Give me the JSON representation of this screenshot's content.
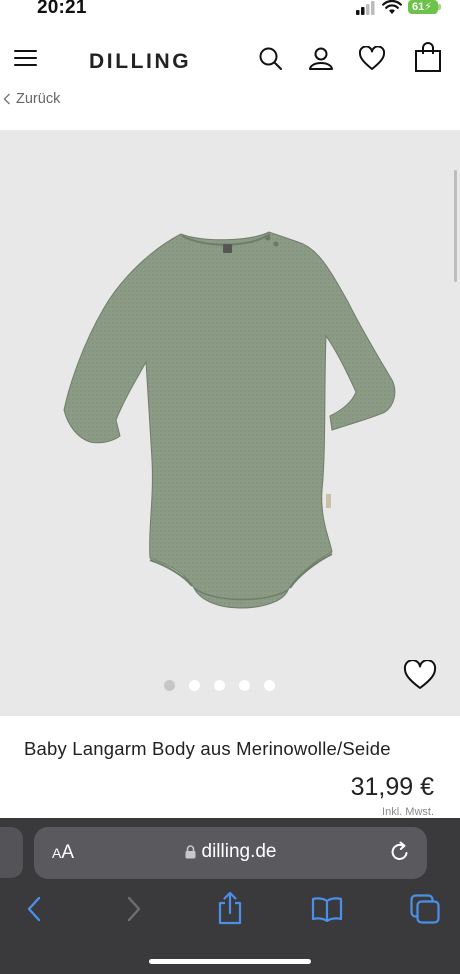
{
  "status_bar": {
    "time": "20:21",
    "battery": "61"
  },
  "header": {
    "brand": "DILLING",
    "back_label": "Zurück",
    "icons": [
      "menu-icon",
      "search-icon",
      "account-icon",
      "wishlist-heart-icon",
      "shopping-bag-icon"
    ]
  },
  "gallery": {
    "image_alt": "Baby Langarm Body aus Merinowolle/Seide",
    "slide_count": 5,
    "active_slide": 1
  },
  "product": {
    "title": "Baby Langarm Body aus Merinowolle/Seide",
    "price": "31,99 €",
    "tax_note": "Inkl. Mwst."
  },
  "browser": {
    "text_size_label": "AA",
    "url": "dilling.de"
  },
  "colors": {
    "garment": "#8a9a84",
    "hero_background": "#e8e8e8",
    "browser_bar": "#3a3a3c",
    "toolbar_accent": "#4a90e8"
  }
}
* * *
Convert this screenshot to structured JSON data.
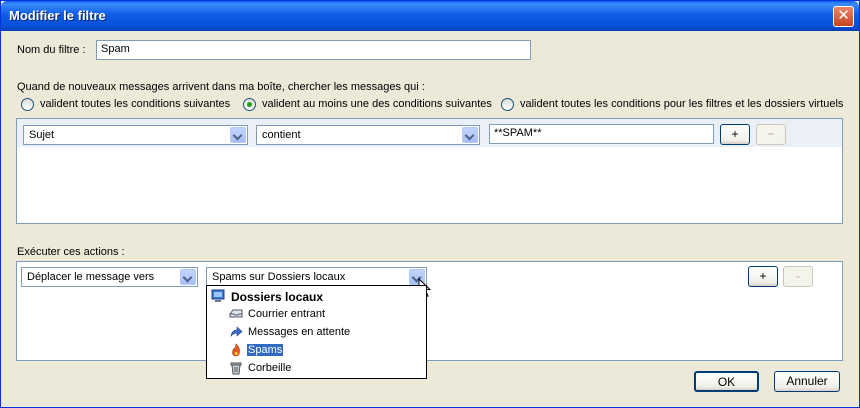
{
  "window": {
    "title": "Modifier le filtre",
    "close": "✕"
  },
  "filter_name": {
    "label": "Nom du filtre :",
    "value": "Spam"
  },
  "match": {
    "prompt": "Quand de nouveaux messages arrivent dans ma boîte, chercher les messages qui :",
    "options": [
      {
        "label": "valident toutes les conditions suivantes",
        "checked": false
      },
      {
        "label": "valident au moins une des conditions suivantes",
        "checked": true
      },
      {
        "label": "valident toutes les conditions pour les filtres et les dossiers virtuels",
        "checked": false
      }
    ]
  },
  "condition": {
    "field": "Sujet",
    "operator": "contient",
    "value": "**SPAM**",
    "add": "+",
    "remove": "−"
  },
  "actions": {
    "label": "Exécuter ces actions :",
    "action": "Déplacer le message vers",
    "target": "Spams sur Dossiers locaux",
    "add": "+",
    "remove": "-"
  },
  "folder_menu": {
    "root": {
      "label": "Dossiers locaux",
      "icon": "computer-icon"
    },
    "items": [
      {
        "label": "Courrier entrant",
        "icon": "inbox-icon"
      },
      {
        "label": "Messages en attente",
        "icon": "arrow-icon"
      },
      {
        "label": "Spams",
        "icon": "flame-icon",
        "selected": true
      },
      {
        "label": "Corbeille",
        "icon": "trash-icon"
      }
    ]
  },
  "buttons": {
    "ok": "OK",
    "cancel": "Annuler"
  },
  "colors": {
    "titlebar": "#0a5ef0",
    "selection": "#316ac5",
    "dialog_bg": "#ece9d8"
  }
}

▸ PROBLEM REQUIREMENTS
Extract from the material all lines containing the string "actions".

▸ RESULT OF THIS TASK
  "actions": {
    "label": "Exécuter ces actions :",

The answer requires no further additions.